Start of RECORDS FOR THIS TASK
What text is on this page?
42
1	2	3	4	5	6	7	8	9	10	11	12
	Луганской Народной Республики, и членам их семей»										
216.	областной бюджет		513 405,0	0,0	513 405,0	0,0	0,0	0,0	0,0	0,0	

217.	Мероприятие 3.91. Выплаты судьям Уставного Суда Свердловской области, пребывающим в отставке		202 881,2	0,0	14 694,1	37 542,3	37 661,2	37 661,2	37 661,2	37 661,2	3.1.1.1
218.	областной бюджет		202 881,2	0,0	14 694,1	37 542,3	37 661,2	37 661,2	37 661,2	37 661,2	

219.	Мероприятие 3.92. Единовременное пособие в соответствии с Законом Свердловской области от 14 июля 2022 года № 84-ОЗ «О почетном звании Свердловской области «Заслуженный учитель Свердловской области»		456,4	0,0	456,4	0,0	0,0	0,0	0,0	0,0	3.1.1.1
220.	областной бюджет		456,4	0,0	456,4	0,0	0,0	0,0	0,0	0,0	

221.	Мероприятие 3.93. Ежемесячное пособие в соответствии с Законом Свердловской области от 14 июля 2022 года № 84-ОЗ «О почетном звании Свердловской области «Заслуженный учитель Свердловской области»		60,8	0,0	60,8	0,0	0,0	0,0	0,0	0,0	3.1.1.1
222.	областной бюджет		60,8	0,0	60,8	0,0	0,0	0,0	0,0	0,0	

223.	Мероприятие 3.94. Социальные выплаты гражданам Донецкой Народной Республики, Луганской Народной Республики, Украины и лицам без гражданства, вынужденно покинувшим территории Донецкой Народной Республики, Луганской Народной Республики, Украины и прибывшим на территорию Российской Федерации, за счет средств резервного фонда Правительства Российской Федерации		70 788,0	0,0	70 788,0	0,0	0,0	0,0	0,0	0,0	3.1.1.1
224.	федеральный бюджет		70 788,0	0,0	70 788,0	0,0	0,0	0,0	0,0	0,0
End of RECORDS FOR THIS TASK
PROBLEM TO WORK ON: Check each line of the data above for the string "года", then report how many lines have it, with no other words.

COMPLETE RESPONSE: 2